Go through the listing and set it down exactly, leaving out its pictures.

● Data provided:
───
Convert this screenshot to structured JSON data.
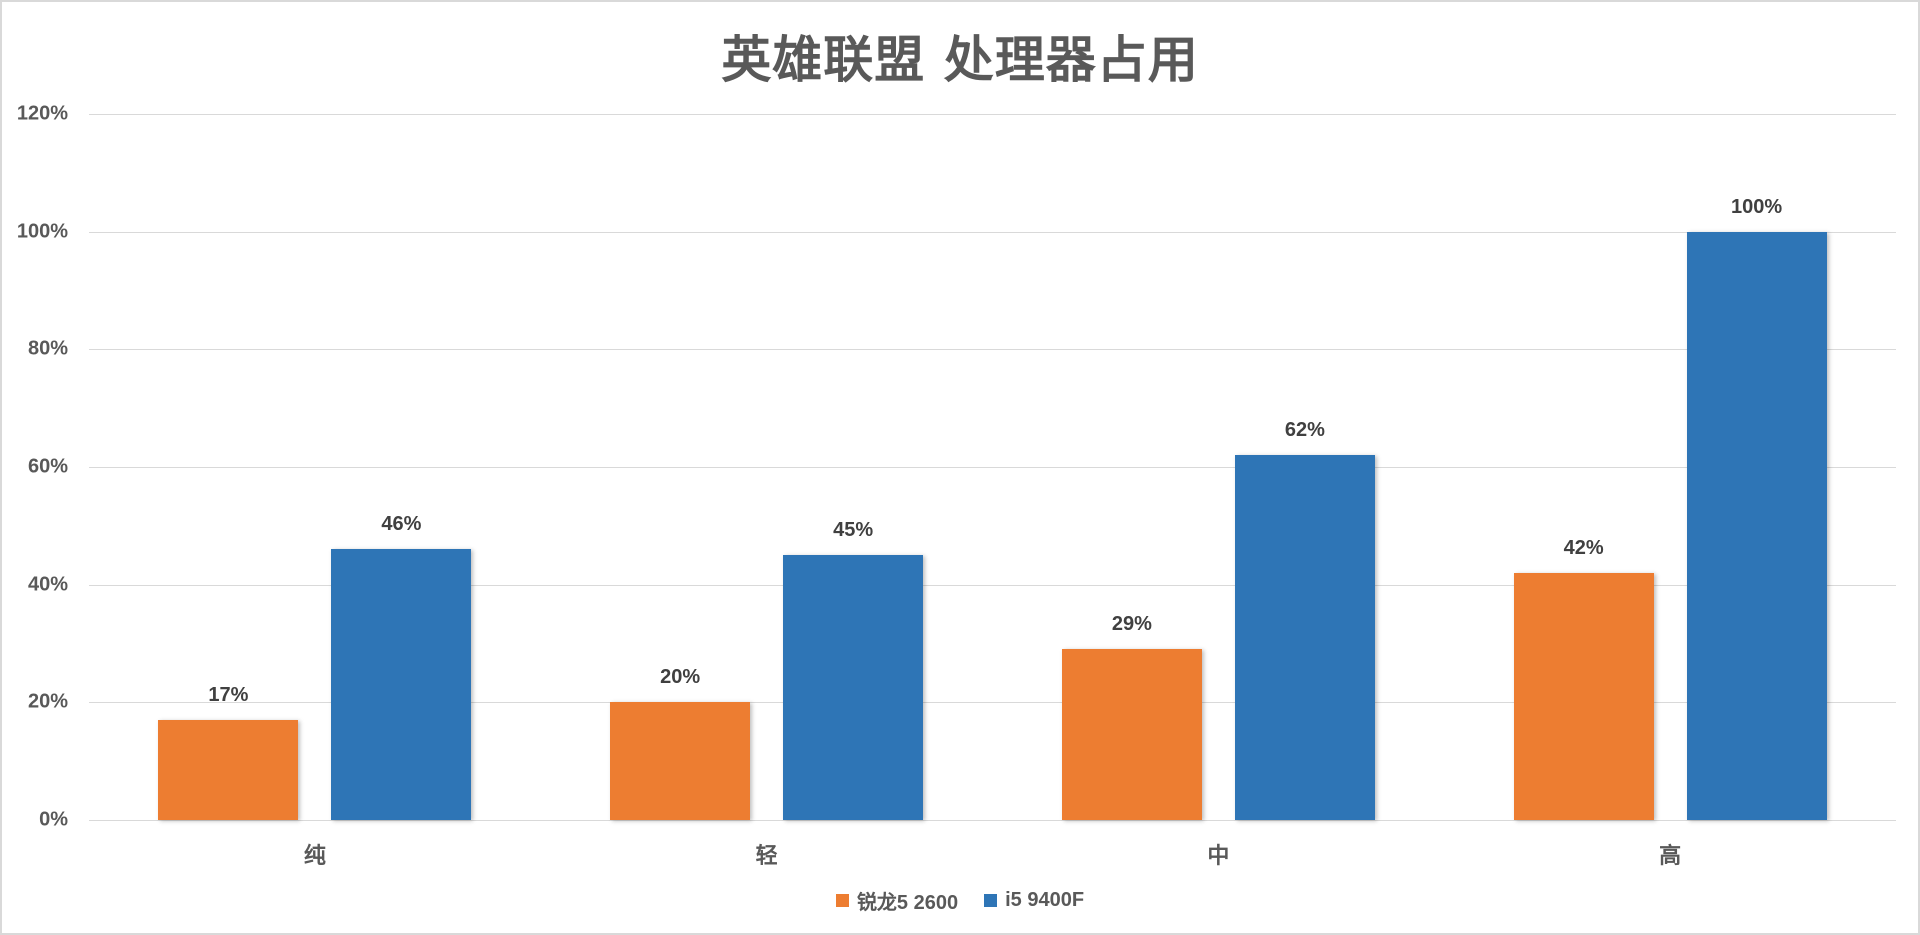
{
  "chart_data": {
    "type": "bar",
    "title": "英雄联盟 处理器占用",
    "categories": [
      "纯",
      "轻",
      "中",
      "高"
    ],
    "series": [
      {
        "name": "锐龙5 2600",
        "color": "#ED7D31",
        "values": [
          17,
          20,
          29,
          42
        ],
        "labels": [
          "17%",
          "20%",
          "29%",
          "42%"
        ]
      },
      {
        "name": "i5 9400F",
        "color": "#2E75B6",
        "values": [
          46,
          45,
          62,
          100
        ],
        "labels": [
          "46%",
          "45%",
          "62%",
          "100%"
        ]
      }
    ],
    "xlabel": "",
    "ylabel": "",
    "ylim": [
      0,
      120
    ],
    "yticks": [
      "0%",
      "20%",
      "40%",
      "60%",
      "80%",
      "100%",
      "120%"
    ],
    "grid": true,
    "legend_position": "bottom"
  }
}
───
● Exercise response:
Convert this screenshot to structured JSON data.
{
  "chart_data": {
    "type": "bar",
    "title": "英雄联盟 处理器占用",
    "categories": [
      "纯",
      "轻",
      "中",
      "高"
    ],
    "series": [
      {
        "name": "锐龙5 2600",
        "color": "#ED7D31",
        "values": [
          17,
          20,
          29,
          42
        ],
        "labels": [
          "17%",
          "20%",
          "29%",
          "42%"
        ]
      },
      {
        "name": "i5 9400F",
        "color": "#2E75B6",
        "values": [
          46,
          45,
          62,
          100
        ],
        "labels": [
          "46%",
          "45%",
          "62%",
          "100%"
        ]
      }
    ],
    "xlabel": "",
    "ylabel": "",
    "ylim": [
      0,
      120
    ],
    "yticks": [
      "0%",
      "20%",
      "40%",
      "60%",
      "80%",
      "100%",
      "120%"
    ],
    "grid": true,
    "legend_position": "bottom"
  }
}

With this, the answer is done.